Type out the material below exactly.

⟨

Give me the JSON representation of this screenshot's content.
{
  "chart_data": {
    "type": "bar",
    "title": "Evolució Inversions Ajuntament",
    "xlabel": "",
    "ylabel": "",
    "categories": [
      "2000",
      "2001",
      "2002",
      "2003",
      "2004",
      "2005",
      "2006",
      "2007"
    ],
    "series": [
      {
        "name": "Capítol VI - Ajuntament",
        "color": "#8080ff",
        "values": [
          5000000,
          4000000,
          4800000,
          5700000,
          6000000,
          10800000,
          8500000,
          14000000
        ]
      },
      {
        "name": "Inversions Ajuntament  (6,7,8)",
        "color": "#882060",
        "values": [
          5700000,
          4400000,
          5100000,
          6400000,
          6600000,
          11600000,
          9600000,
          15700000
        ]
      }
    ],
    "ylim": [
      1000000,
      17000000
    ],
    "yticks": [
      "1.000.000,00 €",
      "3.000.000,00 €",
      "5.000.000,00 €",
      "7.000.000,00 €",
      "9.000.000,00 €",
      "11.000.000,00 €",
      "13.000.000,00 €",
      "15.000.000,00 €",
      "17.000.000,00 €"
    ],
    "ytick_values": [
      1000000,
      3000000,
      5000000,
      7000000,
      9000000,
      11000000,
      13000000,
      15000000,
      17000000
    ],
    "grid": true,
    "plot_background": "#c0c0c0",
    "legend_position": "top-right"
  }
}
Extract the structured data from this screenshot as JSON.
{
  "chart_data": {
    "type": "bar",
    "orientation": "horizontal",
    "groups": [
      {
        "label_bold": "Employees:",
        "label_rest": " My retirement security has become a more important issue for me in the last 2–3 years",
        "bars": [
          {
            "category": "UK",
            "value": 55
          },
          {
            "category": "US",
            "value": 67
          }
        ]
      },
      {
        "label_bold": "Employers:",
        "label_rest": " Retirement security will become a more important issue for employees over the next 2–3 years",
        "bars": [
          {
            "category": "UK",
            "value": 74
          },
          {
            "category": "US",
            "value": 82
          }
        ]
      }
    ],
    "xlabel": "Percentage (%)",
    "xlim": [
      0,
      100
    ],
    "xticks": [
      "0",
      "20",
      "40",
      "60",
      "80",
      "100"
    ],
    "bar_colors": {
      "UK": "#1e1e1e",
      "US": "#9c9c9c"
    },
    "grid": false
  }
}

⟩

Exercise result
Give me the JSON representation of this screenshot's content.
{
  "chart_data": {
    "type": "bar",
    "title": "Evolució Inversions Ajuntament",
    "xlabel": "",
    "ylabel": "",
    "categories": [
      "2000",
      "2001",
      "2002",
      "2003",
      "2004",
      "2005",
      "2006",
      "2007"
    ],
    "series": [
      {
        "name": "Capítol VI - Ajuntament",
        "color": "#8080ff",
        "values": [
          5000000,
          4000000,
          4800000,
          5700000,
          6000000,
          10800000,
          8500000,
          14000000
        ]
      },
      {
        "name": "Inversions Ajuntament  (6,7,8)",
        "color": "#882060",
        "values": [
          5700000,
          4400000,
          5100000,
          6400000,
          6600000,
          11600000,
          9600000,
          15700000
        ]
      }
    ],
    "ylim": [
      1000000,
      17000000
    ],
    "yticks": [
      "1.000.000,00 €",
      "3.000.000,00 €",
      "5.000.000,00 €",
      "7.000.000,00 €",
      "9.000.000,00 €",
      "11.000.000,00 €",
      "13.000.000,00 €",
      "15.000.000,00 €",
      "17.000.000,00 €"
    ],
    "ytick_values": [
      1000000,
      3000000,
      5000000,
      7000000,
      9000000,
      11000000,
      13000000,
      15000000,
      17000000
    ],
    "grid": true,
    "plot_background": "#c0c0c0",
    "legend_position": "top-right"
  }
}
Extract the structured data from this screenshot as JSON.
{
  "chart_data": {
    "type": "bar",
    "orientation": "horizontal",
    "groups": [
      {
        "label_bold": "Employees:",
        "label_rest": " My retirement security has become a more important issue for me in the last 2–3 years",
        "bars": [
          {
            "category": "UK",
            "value": 55
          },
          {
            "category": "US",
            "value": 67
          }
        ]
      },
      {
        "label_bold": "Employers:",
        "label_rest": " Retirement security will become a more important issue for employees over the next 2–3 years",
        "bars": [
          {
            "category": "UK",
            "value": 74
          },
          {
            "category": "US",
            "value": 82
          }
        ]
      }
    ],
    "xlabel": "Percentage (%)",
    "xlim": [
      0,
      100
    ],
    "xticks": [
      "0",
      "20",
      "40",
      "60",
      "80",
      "100"
    ],
    "bar_colors": {
      "UK": "#1e1e1e",
      "US": "#9c9c9c"
    },
    "grid": false
  }
}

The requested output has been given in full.